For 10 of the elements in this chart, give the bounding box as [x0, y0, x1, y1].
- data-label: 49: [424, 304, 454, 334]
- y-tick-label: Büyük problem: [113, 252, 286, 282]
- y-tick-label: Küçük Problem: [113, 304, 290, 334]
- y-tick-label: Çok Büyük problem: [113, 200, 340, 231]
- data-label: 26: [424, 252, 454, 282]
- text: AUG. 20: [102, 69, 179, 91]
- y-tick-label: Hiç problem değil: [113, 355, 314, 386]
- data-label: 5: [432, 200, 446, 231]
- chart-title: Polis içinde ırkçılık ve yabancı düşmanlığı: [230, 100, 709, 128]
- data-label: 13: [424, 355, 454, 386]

################

PROBLEM DETAILS.
Can you lay out every line of the records above as a Markdown table with a No. column for the row number and a Line column for the line, leaving out blank lines?

EXPECTED OUTPUT.
| No. | Line |
|---|---|
| 1 | For 10 of the elements in this chart, give the bounding box as [x0, y0, x1, y1]. |
| 2 | - data-label: 49: [424, 304, 454, 334] |
| 3 | - y-tick-label: Büyük problem: [113, 252, 286, 282] |
| 4 | - y-tick-label: Küçük Problem: [113, 304, 290, 334] |
| 5 | - y-tick-label: Çok Büyük problem: [113, 200, 340, 231] |
| 6 | - data-label: 26: [424, 252, 454, 282] |
| 7 | - text: AUG. 20: [102, 69, 179, 91] |
| 8 | - y-tick-label: Hiç problem değil: [113, 355, 314, 386] |
| 9 | - data-label: 5: [432, 200, 446, 231] |
| 10 | - chart-title: Polis içinde ırkçılık ve yabancı düşmanlığı: [230, 100, 709, 128] |
| 11 | - data-label: 13: [424, 355, 454, 386] |